▸ **Records for this task**
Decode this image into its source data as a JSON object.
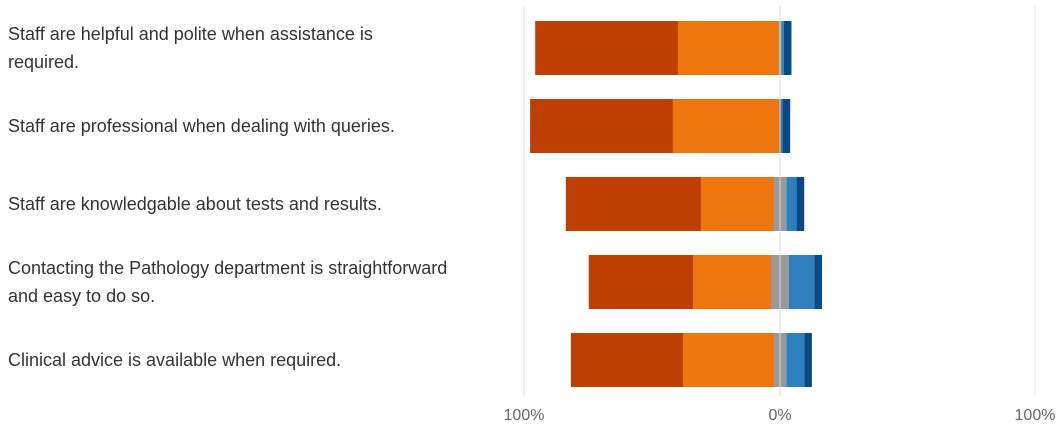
{
  "chart_data": {
    "type": "bar",
    "orientation": "horizontal",
    "stacked": "diverging",
    "categories": [
      "Staff are helpful and polite when assistance is required.",
      "Staff are professional when dealing with queries.",
      "Staff are knowledgable about tests and results.",
      "Contacting the Pathology department is straightforward and easy to do so.",
      "Clinical advice is available when required."
    ],
    "series": [
      {
        "values": [
          56,
          56,
          53,
          41,
          44
        ],
        "color": "#bf3f00",
        "side": "negative"
      },
      {
        "values": [
          40,
          42,
          31,
          34,
          38
        ],
        "color": "#ee760d",
        "side": "negative"
      },
      {
        "values": [
          1,
          0,
          5,
          7,
          5
        ],
        "color": "#999999",
        "side": "neutral"
      },
      {
        "values": [
          1,
          1,
          4,
          10,
          7
        ],
        "color": "#2f7fbf",
        "side": "positive"
      },
      {
        "values": [
          3,
          3,
          3,
          3,
          3
        ],
        "color": "#0a4a84",
        "side": "positive"
      }
    ],
    "x_ticks": [
      "100%",
      "0%",
      "100%"
    ],
    "xlim": [
      -100,
      100
    ],
    "grid": false,
    "legend": "none"
  }
}
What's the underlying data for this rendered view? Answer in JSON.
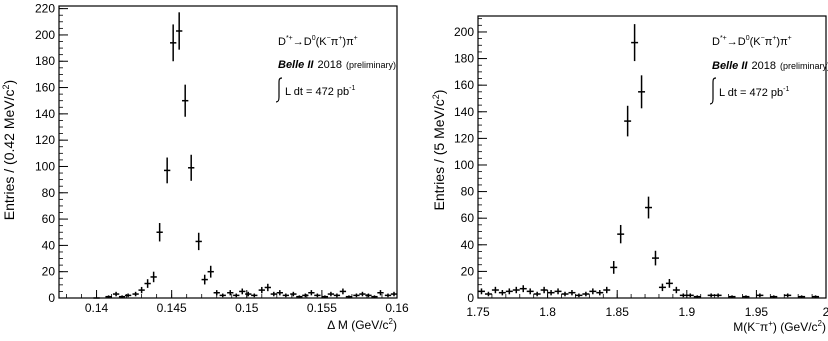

▸ **Problem description**
From the material above, copy each line that includes the word "Staff".

▸ **Answer**
      "Staff are helpful and polite when assistance is required.",
      "Staff are professional when dealing with queries.",
      "Staff are knowledgable about tests and results.",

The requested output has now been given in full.